* Exercise details: Count every line below that contains "急救与创伤研究教育部重点实验室", then state the total with no other output.

* Records shown:

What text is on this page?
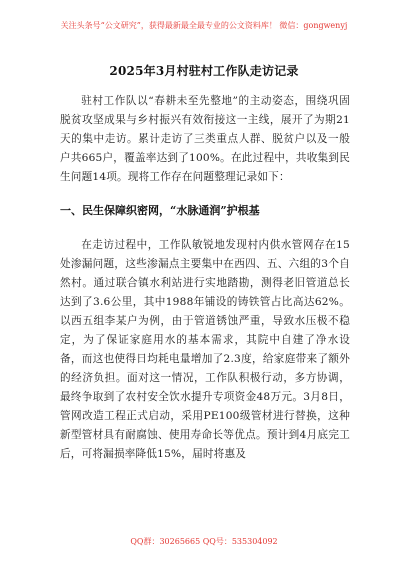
关注头条号“公文研究”，获得最新最全最专业的公文资料库！ 微信：gongwenyj
2025年3月村驻村工作队走访记录

驻村工作队以“春耕未至先整地”的主动姿态，围绕巩固脱贫攻坚成果与乡村振兴有效衔接这一主线，展开了为期21天的集中走访。累计走访了三类重点人群、脱贫户以及一般户共665户，覆盖率达到了100%。在此过程中，共收集到民生问题14项。现将工作存在问题整理记录如下：

一、民生保障织密网，“水脉通润”护根基

在走访过程中，工作队敏锐地发现村内供水管网存在15处渗漏问题，这些渗漏点主要集中在西四、五、六组的3个自然村。通过联合镇水利站进行实地踏勘，测得老旧管道总长达到了3.6公里，其中1988年铺设的铸铁管占比高达62%。以西五组李某户为例，由于管道锈蚀严重，导致水压极不稳定，为了保证家庭用水的基本需求，其院中自建了净水设备，而这也使得日均耗电量增加了2.3度，给家庭带来了额外的经济负担。面对这一情况，工作队积极行动，多方协调，最终争取到了农村安全饮水提升专项资金48万元。3月8日，管网改造工程正式启动，采用PE100级管材进行替换，这种新型管材具有耐腐蚀、使用寿命长等优点。预计到4月底完工后，可将漏损率降低15%，届时将惠及

QQ群：30265665 QQ号：535304092
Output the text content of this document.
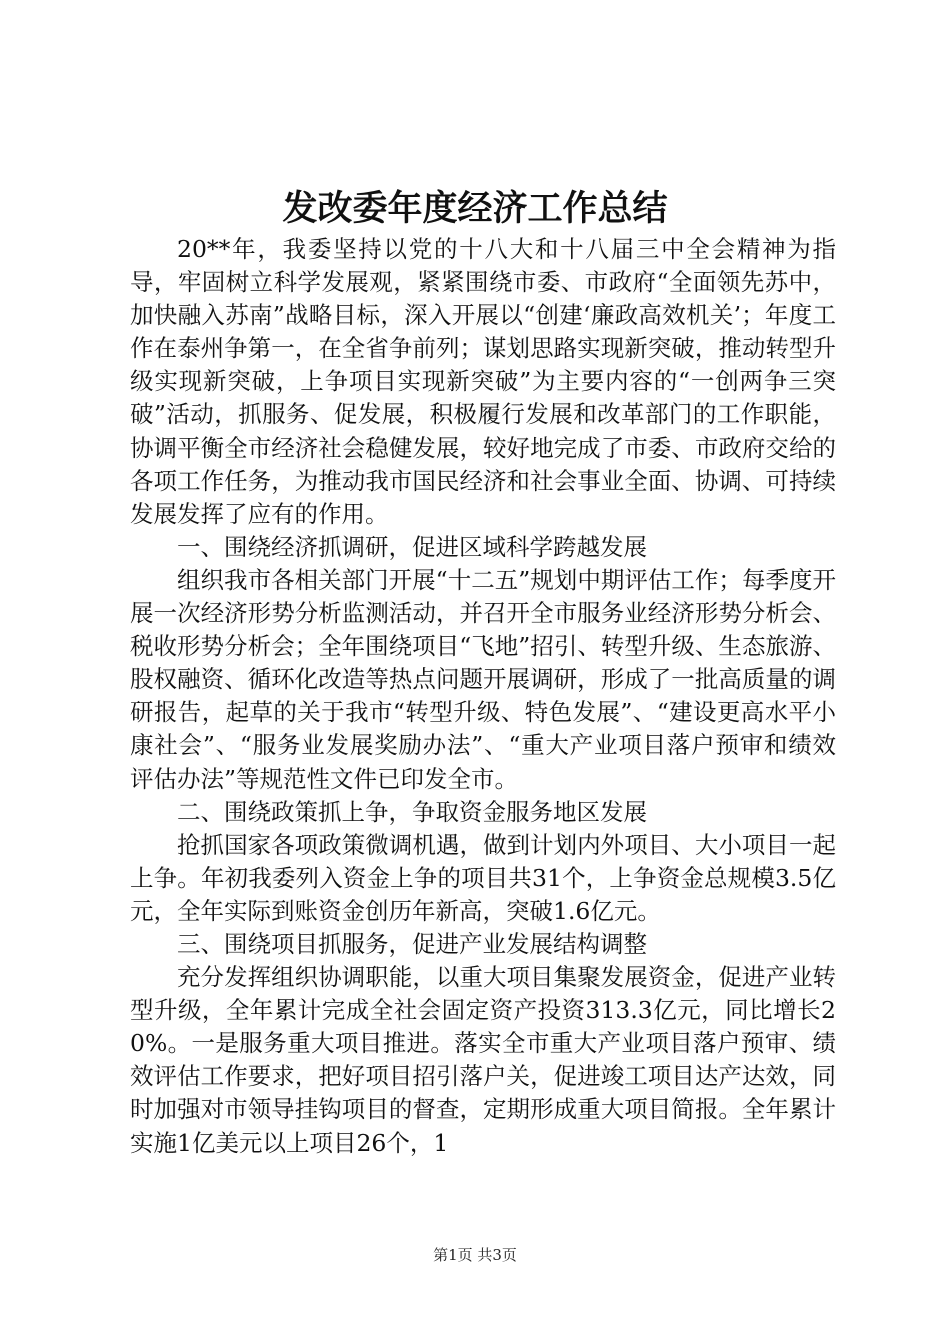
发改委年度经济工作总结

20**年，我委坚持以党的十八大和十八届三中全会精神为指导，牢固树立科学发展观，紧紧围绕市委、市政府“全面领先苏中，加快融入苏南”战略目标，深入开展以“创建‘廉政高效机关’；年度工作在泰州争第一，在全省争前列；谋划思路实现新突破，推动转型升级实现新突破，上争项目实现新突破”为主要内容的“一创两争三突破”活动，抓服务、促发展，积极履行发展和改革部门的工作职能，协调平衡全市经济社会稳健发展，较好地完成了市委、市政府交给的各项工作任务，为推动我市国民经济和社会事业全面、协调、可持续发展发挥了应有的作用。

一、围绕经济抓调研，促进区域科学跨越发展

组织我市各相关部门开展“十二五”规划中期评估工作；每季度开展一次经济形势分析监测活动，并召开全市服务业经济形势分析会、税收形势分析会；全年围绕项目“飞地”招引、转型升级、生态旅游、股权融资、循环化改造等热点问题开展调研，形成了一批高质量的调研报告，起草的关于我市“转型升级、特色发展”、“建设更高水平小康社会”、“服务业发展奖励办法”、“重大产业项目落户预审和绩效评估办法”等规范性文件已印发全市。

二、围绕政策抓上争，争取资金服务地区发展

抢抓国家各项政策微调机遇，做到计划内外项目、大小项目一起上争。年初我委列入资金上争的项目共31个，上争资金总规模3.5亿元，全年实际到账资金创历年新高，突破1.6亿元。

三、围绕项目抓服务，促进产业发展结构调整

充分发挥组织协调职能，以重大项目集聚发展资金，促进产业转型升级，全年累计完成全社会固定资产投资313.3亿元，同比增长20%。一是服务重大项目推进。落实全市重大产业项目落户预审、绩效评估工作要求，把好项目招引落户关，促进竣工项目达产达效，同时加强对市领导挂钩项目的督查，定期形成重大项目简报。全年累计实施1亿美元以上项目26个，1

第1页 共3页
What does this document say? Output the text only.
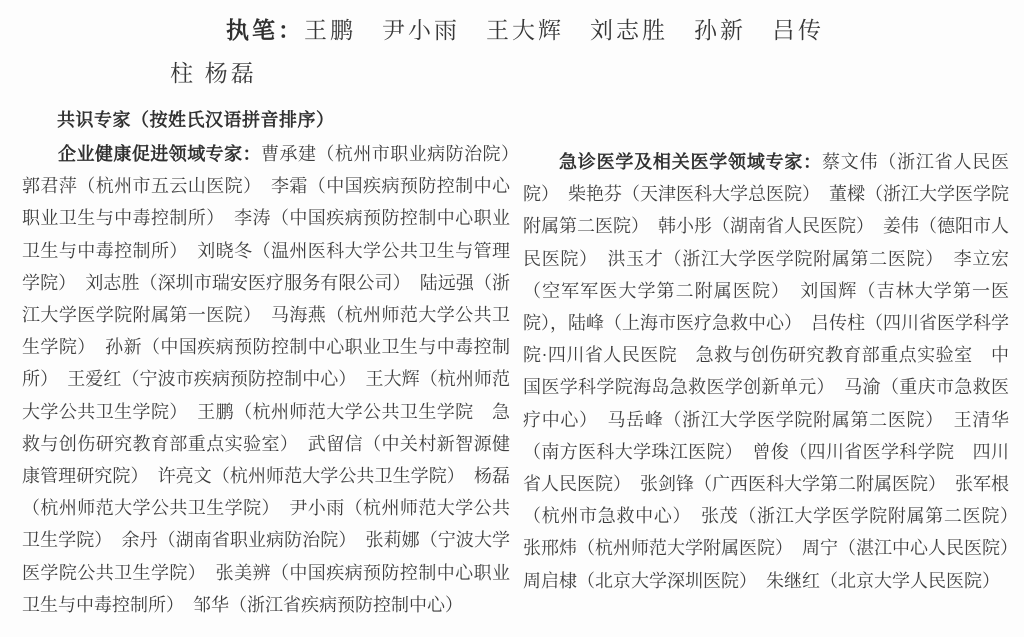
执笔：王鹏　尹小雨　王大辉　刘志胜　孙新　吕传
柱 杨磊
共识专家（按姓氏汉语拼音排序）

企业健康促进领域专家：曹承建（杭州市职业病防治院）　郭君萍（杭州市五云山医院）　 李霜（中国疾病预防控制中心职业卫生与中毒控制所）　 李涛（中国疾病预防控制中心职业卫生与中毒控制所）　 刘晓冬（温州医科大学公共卫生与管理学院）　 刘志胜（深圳市瑞安医疗服务有限公司）　 陆远强（浙江大学医学院附属第一医院）　 马海燕（杭州师范大学公共卫生学院）　 孙新（中国疾病预防控制中心职业卫生与中毒控制所）　 王爱红（宁波市疾病预防控制中心）　 王大辉（杭州师范大学公共卫生学院）　 王鹏（杭州师范大学公共卫生学院　急救与创伤研究教育部重点实验室）　 武留信（中关村新智源健康管理研究院）　 许亮文（杭州师范大学公共卫生学院）　 杨磊（杭州师范大学公共卫生学院）　 尹小雨（杭州师范大学公共卫生学院）　 余丹（湖南省职业病防治院）　 张莉娜（宁波大学医学院公共卫生学院）　 张美辨（中国疾病预防控制中心职业卫生与中毒控制所）　 邹华（浙江省疾病预防控制中心）

急诊医学及相关医学领域专家：蔡文伟（浙江省人民医院）　 柴艳芬（天津医科大学总医院）　 董樑（浙江大学医学院附属第二医院）　 韩小彤（湖南省人民医院）　 姜伟（德阳市人民医院）　 洪玉才（浙江大学医学院附属第二医院）　 李立宏（空军军医大学第二附属医院）　 刘国辉（吉林大学第一医院），陆峰（上海市医疗急救中心）　 吕传柱（四川省医学科学院·四川省人民医院　急救与创伤研究教育部重点实验室　中国医学科学院海岛急救医学创新单元）　 马渝（重庆市急救医疗中心）　 马岳峰（浙江大学医学院附属第二医院）　 王清华（南方医科大学珠江医院）　 曾俊（四川省医学科学院　四川省人民医院）　 张剑锋（广西医科大学第二附属医院）　 张军根（杭州市急救中心）　 张茂（浙江大学医学院附属第二医院）　张邢炜（杭州师范大学附属医院）　 周宁（湛江中心人民医院）　周启棣（北京大学深圳医院）　 朱继红（北京大学人民医院）
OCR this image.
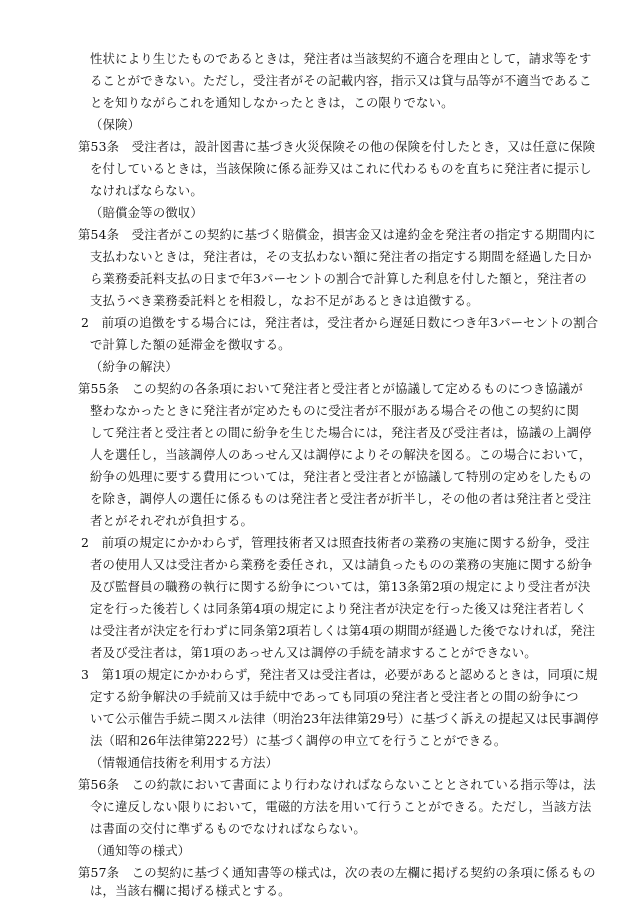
性状により生じたものであるときは，発注者は当該契約不適合を理由として，請求等をす
ることができない。ただし，受注者がその記載内容，指示又は貸与品等が不適当であるこ
とを知りながらこれを通知しなかったときは，この限りでない。
（保険）
第53条　受注者は，設計図書に基づき火災保険その他の保険を付したとき，又は任意に保険
を付しているときは，当該保険に係る証券又はこれに代わるものを直ちに発注者に提示し
なければならない。
（賠償金等の徴収）
第54条　受注者がこの契約に基づく賠償金，損害金又は違約金を発注者の指定する期間内に
支払わないときは，発注者は，その支払わない額に発注者の指定する期間を経過した日か
ら業務委託料支払の日まで年3パーセントの割合で計算した利息を付した額と，発注者の
支払うべき業務委託料とを相殺し，なお不足があるときは追徴する。
2　前項の追徴をする場合には，発注者は，受注者から遅延日数につき年3パーセントの割合
で計算した額の延滞金を徴収する。
（紛争の解決）
第55条　この契約の各条項において発注者と受注者とが協議して定めるものにつき協議が
整わなかったときに発注者が定めたものに受注者が不服がある場合その他この契約に関
して発注者と受注者との間に紛争を生じた場合には，発注者及び受注者は，協議の上調停
人を選任し，当該調停人のあっせん又は調停によりその解決を図る。この場合において，
紛争の処理に要する費用については，発注者と受注者とが協議して特別の定めをしたもの
を除き，調停人の選任に係るものは発注者と受注者が折半し，その他の者は発注者と受注
者とがそれぞれが負担する。
2　前項の規定にかかわらず，管理技術者又は照査技術者の業務の実施に関する紛争，受注
者の使用人又は受注者から業務を委任され，又は請負ったものの業務の実施に関する紛争
及び監督員の職務の執行に関する紛争については，第13条第2項の規定により受注者が決
定を行った後若しくは同条第4項の規定により発注者が決定を行った後又は発注者若しく
は受注者が決定を行わずに同条第2項若しくは第4項の期間が経過した後でなければ，発注
者及び受注者は，第1項のあっせん又は調停の手続を請求することができない。
3　第1項の規定にかかわらず，発注者又は受注者は，必要があると認めるときは，同項に規
定する紛争解決の手続前又は手続中であっても同項の発注者と受注者との間の紛争につ
いて公示催告手続ニ関スル法律（明治23年法律第29号）に基づく訴えの提起又は民事調停
法（昭和26年法律第222号）に基づく調停の申立てを行うことができる。
（情報通信技術を利用する方法）
第56条　この約款において書面により行わなければならないこととされている指示等は，法
令に違反しない限りにおいて，電磁的方法を用いて行うことができる。ただし，当該方法
は書面の交付に準ずるものでなければならない。
（通知等の様式）
第57条　この契約に基づく通知書等の様式は，次の表の左欄に掲げる契約の条項に係るもの
は，当該右欄に掲げる様式とする。
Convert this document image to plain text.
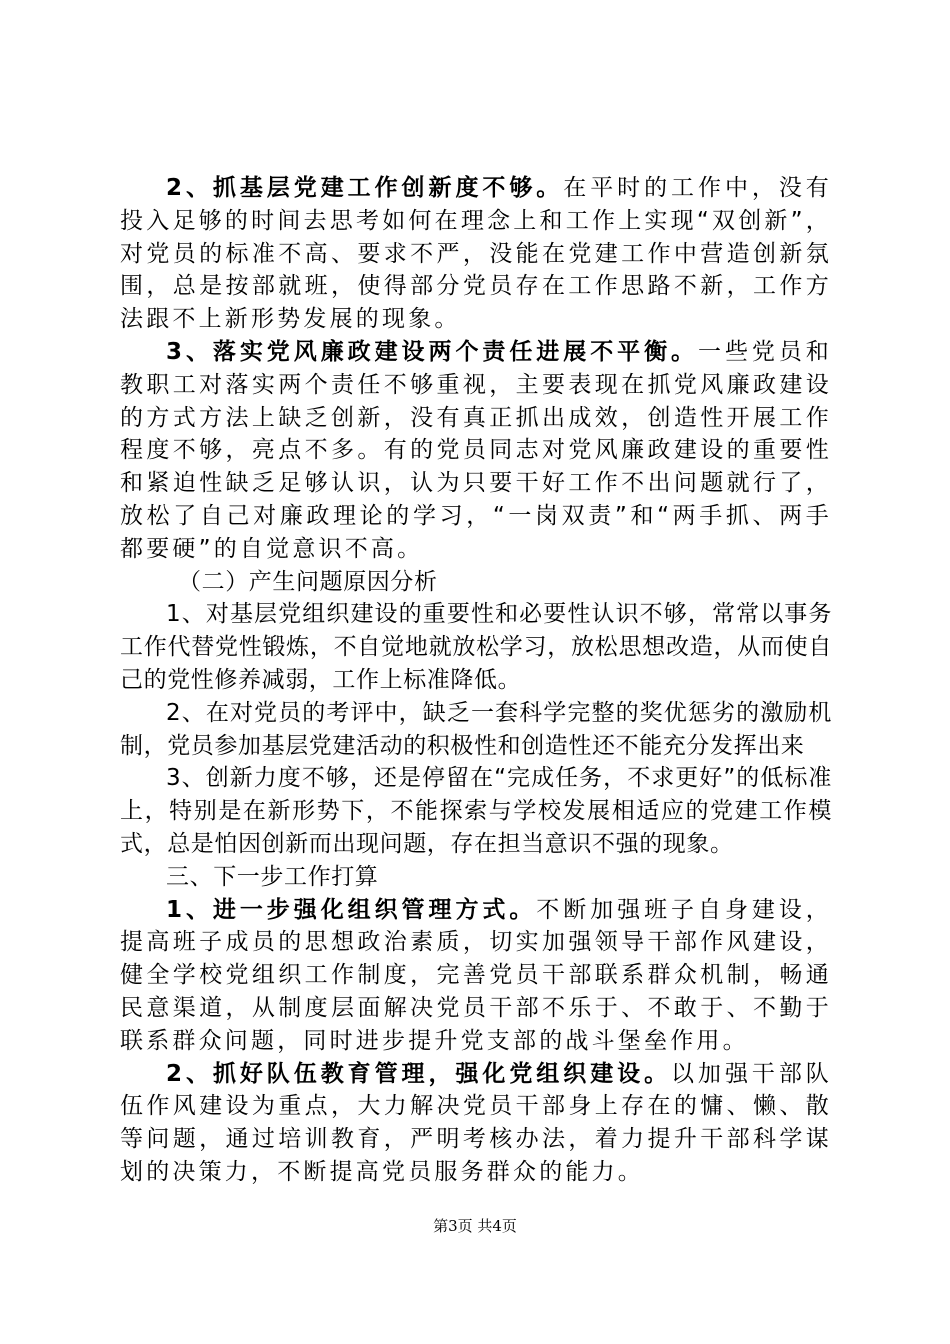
2、抓基层党建工作创新度不够。在平时的工作中，没有投入足够的时间去思考如何在理念上和工作上实现“双创新”，对党员的标准不高、要求不严，没能在党建工作中营造创新氛围，总是按部就班，使得部分党员存在工作思路不新，工作方法跟不上新形势发展的现象。

3、落实党风廉政建设两个责任进展不平衡。一些党员和教职工对落实两个责任不够重视，主要表现在抓党风廉政建设的方式方法上缺乏创新，没有真正抓出成效，创造性开展工作程度不够，亮点不多。有的党员同志对党风廉政建设的重要性和紧迫性缺乏足够认识，认为只要干好工作不出问题就行了，放松了自己对廉政理论的学习，“一岗双责”和“两手抓、两手都要硬”的自觉意识不高。

（二）产生问题原因分析

1、对基层党组织建设的重要性和必要性认识不够，常常以事务工作代替党性锻炼，不自觉地就放松学习，放松思想改造，从而使自己的党性修养减弱，工作上标准降低。

2、在对党员的考评中，缺乏一套科学完整的奖优惩劣的激励机制，党员参加基层党建活动的积极性和创造性还不能充分发挥出来

3、创新力度不够，还是停留在“完成任务，不求更好”的低标准上，特别是在新形势下，不能探索与学校发展相适应的党建工作模式，总是怕因创新而出现问题，存在担当意识不强的现象。

三、下一步工作打算

1、进一步强化组织管理方式。不断加强班子自身建设，提高班子成员的思想政治素质，切实加强领导干部作风建设，健全学校党组织工作制度，完善党员干部联系群众机制，畅通民意渠道，从制度层面解决党员干部不乐于、不敢于、不勤于联系群众问题，同时进步提升党支部的战斗堡垒作用。

2、抓好队伍教育管理，强化党组织建设。以加强干部队伍作风建设为重点，大力解决党员干部身上存在的慵、懒、散等问题，通过培训教育，严明考核办法，着力提升干部科学谋划的决策力，不断提高党员服务群众的能力。

第3页 共4页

* Expected output: 2